DATA start

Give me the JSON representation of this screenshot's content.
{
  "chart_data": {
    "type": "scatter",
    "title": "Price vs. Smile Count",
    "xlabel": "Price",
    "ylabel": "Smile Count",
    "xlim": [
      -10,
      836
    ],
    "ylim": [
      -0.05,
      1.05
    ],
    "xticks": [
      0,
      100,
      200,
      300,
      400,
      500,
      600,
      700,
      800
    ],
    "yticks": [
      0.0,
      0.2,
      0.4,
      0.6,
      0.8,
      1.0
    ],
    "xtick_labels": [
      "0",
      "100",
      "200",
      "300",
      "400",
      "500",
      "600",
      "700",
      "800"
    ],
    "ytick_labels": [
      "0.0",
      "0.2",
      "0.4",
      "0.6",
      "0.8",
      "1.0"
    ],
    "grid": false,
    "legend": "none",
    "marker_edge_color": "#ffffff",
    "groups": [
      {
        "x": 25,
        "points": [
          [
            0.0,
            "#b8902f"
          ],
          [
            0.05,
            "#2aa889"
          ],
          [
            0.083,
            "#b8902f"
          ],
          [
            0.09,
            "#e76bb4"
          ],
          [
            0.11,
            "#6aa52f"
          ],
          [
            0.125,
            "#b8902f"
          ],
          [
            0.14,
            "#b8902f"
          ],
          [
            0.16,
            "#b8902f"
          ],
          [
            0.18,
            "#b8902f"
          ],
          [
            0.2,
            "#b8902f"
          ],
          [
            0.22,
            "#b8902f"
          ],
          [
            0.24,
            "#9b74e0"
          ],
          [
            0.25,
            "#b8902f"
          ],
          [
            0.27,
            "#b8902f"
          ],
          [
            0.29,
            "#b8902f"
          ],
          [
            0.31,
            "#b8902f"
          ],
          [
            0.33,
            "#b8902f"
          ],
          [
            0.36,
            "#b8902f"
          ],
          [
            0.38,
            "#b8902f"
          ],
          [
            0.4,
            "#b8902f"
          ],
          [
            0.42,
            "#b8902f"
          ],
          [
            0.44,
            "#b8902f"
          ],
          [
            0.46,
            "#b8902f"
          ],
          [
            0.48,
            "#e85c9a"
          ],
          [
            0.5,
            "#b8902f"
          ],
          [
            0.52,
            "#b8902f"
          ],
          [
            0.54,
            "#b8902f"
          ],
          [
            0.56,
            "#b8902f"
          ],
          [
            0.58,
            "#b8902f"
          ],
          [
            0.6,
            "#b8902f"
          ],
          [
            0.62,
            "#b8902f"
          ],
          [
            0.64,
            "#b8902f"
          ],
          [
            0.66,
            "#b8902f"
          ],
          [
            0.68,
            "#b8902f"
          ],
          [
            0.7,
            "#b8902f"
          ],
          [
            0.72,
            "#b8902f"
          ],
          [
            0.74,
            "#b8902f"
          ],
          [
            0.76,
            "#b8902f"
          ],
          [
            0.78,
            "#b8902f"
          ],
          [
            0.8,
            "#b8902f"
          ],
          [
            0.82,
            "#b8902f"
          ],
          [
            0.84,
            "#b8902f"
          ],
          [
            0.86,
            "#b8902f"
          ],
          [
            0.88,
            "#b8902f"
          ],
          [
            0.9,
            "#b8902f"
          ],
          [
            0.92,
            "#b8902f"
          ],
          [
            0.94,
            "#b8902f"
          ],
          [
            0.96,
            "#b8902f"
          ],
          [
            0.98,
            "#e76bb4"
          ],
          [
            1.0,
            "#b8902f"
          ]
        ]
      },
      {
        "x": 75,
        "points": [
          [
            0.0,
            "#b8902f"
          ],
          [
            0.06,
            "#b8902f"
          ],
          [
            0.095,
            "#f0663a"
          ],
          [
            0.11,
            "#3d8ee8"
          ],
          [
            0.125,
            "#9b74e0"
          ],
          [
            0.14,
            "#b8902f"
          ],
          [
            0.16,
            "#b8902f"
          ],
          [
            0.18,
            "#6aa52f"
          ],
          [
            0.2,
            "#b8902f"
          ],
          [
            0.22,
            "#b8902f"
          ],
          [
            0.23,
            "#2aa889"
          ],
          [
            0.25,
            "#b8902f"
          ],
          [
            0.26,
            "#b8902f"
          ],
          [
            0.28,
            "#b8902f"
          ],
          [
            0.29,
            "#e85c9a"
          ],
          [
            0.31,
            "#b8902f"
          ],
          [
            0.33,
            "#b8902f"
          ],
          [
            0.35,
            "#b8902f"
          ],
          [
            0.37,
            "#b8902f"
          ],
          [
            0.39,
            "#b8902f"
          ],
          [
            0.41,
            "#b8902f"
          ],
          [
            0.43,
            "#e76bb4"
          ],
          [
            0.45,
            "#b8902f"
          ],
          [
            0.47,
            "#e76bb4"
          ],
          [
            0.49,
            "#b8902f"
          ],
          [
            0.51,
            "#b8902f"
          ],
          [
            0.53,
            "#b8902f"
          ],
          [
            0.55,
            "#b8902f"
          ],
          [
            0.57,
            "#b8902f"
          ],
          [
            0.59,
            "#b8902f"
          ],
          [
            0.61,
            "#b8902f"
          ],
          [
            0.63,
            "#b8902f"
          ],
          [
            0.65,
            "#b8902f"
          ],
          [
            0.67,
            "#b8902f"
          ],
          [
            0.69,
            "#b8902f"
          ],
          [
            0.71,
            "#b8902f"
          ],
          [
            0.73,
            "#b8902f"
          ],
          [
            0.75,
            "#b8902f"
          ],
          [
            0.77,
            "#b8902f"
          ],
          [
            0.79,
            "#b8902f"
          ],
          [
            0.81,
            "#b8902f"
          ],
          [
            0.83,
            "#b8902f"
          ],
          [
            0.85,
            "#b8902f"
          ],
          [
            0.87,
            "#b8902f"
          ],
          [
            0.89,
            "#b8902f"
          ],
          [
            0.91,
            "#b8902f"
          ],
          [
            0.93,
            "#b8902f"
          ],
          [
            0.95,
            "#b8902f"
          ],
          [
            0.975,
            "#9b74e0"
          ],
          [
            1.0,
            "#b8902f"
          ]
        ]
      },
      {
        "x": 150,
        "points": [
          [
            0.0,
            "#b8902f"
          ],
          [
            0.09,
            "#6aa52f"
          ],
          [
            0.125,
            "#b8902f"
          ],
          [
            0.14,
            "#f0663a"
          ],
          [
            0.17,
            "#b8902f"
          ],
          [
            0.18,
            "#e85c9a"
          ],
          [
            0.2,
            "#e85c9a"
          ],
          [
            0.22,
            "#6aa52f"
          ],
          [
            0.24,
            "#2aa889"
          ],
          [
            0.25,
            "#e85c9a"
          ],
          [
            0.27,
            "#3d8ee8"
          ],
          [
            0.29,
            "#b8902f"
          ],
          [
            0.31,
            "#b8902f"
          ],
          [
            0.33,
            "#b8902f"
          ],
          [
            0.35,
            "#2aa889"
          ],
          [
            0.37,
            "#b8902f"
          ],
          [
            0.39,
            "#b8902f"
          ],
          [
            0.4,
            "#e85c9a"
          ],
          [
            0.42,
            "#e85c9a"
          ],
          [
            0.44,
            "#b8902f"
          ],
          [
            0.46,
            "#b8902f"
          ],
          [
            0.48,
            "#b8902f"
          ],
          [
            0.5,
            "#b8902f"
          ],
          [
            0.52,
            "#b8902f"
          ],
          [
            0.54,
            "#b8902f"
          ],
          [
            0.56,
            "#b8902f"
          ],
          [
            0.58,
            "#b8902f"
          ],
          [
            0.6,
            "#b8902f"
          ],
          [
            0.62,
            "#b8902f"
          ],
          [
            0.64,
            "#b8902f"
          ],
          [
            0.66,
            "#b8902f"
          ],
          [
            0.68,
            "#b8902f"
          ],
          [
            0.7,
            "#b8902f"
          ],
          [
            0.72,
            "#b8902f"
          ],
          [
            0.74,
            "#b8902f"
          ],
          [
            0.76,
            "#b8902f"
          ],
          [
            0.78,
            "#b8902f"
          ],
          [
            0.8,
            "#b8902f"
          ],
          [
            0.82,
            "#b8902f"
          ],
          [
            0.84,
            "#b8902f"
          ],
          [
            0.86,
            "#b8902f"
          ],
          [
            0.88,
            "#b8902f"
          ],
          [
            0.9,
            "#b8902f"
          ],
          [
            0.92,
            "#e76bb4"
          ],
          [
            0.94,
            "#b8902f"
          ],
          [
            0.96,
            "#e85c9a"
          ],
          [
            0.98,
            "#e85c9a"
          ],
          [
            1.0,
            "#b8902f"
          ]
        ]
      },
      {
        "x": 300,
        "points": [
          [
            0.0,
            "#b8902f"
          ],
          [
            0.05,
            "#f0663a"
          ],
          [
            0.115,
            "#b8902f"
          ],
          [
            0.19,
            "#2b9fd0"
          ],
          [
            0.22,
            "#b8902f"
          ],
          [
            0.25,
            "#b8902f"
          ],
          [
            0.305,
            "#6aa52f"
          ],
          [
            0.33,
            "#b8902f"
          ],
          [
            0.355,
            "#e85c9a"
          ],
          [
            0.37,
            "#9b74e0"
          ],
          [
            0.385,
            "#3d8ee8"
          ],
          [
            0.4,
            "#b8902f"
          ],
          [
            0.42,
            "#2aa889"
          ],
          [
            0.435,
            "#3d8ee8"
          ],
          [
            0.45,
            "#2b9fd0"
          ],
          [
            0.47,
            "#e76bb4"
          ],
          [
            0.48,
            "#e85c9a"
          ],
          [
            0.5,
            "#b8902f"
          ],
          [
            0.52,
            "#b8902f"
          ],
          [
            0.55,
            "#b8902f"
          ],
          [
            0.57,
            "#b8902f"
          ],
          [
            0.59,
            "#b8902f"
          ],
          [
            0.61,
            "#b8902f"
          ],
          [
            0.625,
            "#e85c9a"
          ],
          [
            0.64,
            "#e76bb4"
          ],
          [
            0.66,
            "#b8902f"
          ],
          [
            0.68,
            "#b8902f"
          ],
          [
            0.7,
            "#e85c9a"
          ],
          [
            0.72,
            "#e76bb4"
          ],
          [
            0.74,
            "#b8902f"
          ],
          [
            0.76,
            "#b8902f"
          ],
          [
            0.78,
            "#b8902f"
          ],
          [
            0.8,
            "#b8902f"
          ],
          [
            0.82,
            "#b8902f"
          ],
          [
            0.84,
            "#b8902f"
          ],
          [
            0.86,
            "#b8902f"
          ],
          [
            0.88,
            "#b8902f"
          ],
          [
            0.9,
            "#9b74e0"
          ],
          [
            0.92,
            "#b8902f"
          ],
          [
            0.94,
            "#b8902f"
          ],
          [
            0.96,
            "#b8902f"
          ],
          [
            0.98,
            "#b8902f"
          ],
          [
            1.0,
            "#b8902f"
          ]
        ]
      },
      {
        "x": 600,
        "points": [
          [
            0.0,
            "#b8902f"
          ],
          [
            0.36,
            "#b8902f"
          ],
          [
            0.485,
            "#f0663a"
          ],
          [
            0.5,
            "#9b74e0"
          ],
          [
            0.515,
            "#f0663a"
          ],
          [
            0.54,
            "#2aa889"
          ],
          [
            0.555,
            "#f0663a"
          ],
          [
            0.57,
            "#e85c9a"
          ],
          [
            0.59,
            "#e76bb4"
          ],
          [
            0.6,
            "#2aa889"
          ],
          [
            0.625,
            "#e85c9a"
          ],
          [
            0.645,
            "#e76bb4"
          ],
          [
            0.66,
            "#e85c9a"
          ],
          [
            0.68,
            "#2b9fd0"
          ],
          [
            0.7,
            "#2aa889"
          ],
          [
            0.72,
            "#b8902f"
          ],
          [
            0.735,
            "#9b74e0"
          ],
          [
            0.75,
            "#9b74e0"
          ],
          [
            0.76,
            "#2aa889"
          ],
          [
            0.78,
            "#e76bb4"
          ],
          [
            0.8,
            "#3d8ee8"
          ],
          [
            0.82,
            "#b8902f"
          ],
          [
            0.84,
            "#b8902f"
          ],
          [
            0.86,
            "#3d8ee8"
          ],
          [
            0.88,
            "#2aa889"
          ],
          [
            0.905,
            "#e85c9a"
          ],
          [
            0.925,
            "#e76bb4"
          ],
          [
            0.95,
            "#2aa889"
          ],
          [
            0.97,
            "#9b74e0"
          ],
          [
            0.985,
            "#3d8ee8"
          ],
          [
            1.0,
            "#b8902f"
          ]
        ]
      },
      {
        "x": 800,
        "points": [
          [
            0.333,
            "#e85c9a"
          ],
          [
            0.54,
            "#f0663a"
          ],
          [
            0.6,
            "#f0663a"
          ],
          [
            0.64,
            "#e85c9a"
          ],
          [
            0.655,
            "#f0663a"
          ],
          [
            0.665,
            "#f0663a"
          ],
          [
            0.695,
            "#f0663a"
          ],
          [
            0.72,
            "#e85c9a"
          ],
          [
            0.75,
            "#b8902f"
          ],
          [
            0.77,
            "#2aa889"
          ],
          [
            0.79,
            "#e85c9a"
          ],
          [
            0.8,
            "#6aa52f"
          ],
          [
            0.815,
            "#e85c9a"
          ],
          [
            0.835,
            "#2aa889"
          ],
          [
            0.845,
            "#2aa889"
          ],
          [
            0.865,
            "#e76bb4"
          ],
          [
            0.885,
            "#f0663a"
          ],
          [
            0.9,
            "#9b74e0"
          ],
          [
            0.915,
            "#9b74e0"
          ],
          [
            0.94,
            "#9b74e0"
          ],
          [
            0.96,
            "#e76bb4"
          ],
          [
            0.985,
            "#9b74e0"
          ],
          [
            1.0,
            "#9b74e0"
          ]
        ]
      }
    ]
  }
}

DATA end

— TASK DESCRIPTION —
Gather all lines from the records above in which "Count" appears.

— SOLUTION TO THIS EXERCISE —
    "title": "Price vs. Smile Count",
    "ylabel": "Smile Count",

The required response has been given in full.